The records underneath are to be repeated exactly, with the pictures left out.

* Begin *

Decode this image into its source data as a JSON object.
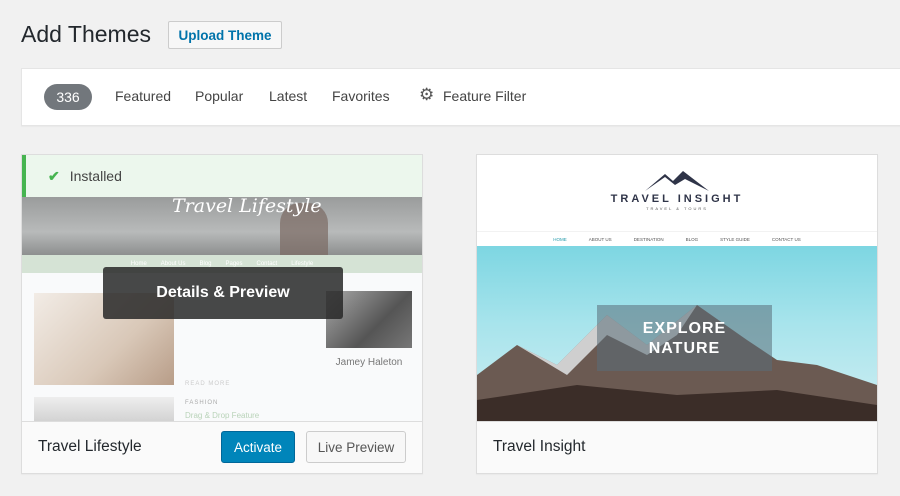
{
  "header": {
    "title": "Add Themes",
    "upload_label": "Upload Theme"
  },
  "filters": {
    "count": "336",
    "tabs": [
      "Featured",
      "Popular",
      "Latest",
      "Favorites"
    ],
    "feature_filter": "Feature Filter",
    "feature_filter_icon": "gear-icon"
  },
  "themes": [
    {
      "name": "Travel Lifestyle",
      "installed_label": "Installed",
      "overlay_label": "Details & Preview",
      "activate_label": "Activate",
      "live_preview_label": "Live Preview",
      "preview": {
        "logo": "Travel Lifestyle",
        "nav": [
          "Home",
          "About Us",
          "Blog",
          "Pages",
          "Contact",
          "Lifestyle"
        ],
        "author": "Jamey Haleton",
        "post_title": "Drag & Drop Feature",
        "section": "FASHION",
        "read_more": "READ MORE"
      }
    },
    {
      "name": "Travel Insight",
      "preview": {
        "logo": "TRAVEL INSIGHT",
        "tagline": "TRAVEL & TOURS",
        "nav": [
          "HOME",
          "ABOUT US",
          "DESTINATION",
          "BLOG",
          "STYLE GUIDE",
          "CONTACT US"
        ],
        "hero_line1": "EXPLORE",
        "hero_line2": "NATURE"
      }
    }
  ],
  "colors": {
    "primary": "#0085ba",
    "installed_green": "#46b450",
    "badge": "#72777c"
  }
}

* End *

▸ EXERCISE ANSWER:
Decode this image into its source data as a JSON object.
{
  "header": {
    "title": "Add Themes",
    "upload_label": "Upload Theme"
  },
  "filters": {
    "count": "336",
    "tabs": [
      "Featured",
      "Popular",
      "Latest",
      "Favorites"
    ],
    "feature_filter": "Feature Filter",
    "feature_filter_icon": "gear-icon"
  },
  "themes": [
    {
      "name": "Travel Lifestyle",
      "installed_label": "Installed",
      "overlay_label": "Details & Preview",
      "activate_label": "Activate",
      "live_preview_label": "Live Preview",
      "preview": {
        "logo": "Travel Lifestyle",
        "nav": [
          "Home",
          "About Us",
          "Blog",
          "Pages",
          "Contact",
          "Lifestyle"
        ],
        "author": "Jamey Haleton",
        "post_title": "Drag & Drop Feature",
        "section": "FASHION",
        "read_more": "READ MORE"
      }
    },
    {
      "name": "Travel Insight",
      "preview": {
        "logo": "TRAVEL INSIGHT",
        "tagline": "TRAVEL & TOURS",
        "nav": [
          "HOME",
          "ABOUT US",
          "DESTINATION",
          "BLOG",
          "STYLE GUIDE",
          "CONTACT US"
        ],
        "hero_line1": "EXPLORE",
        "hero_line2": "NATURE"
      }
    }
  ],
  "colors": {
    "primary": "#0085ba",
    "installed_green": "#46b450",
    "badge": "#72777c"
  }
}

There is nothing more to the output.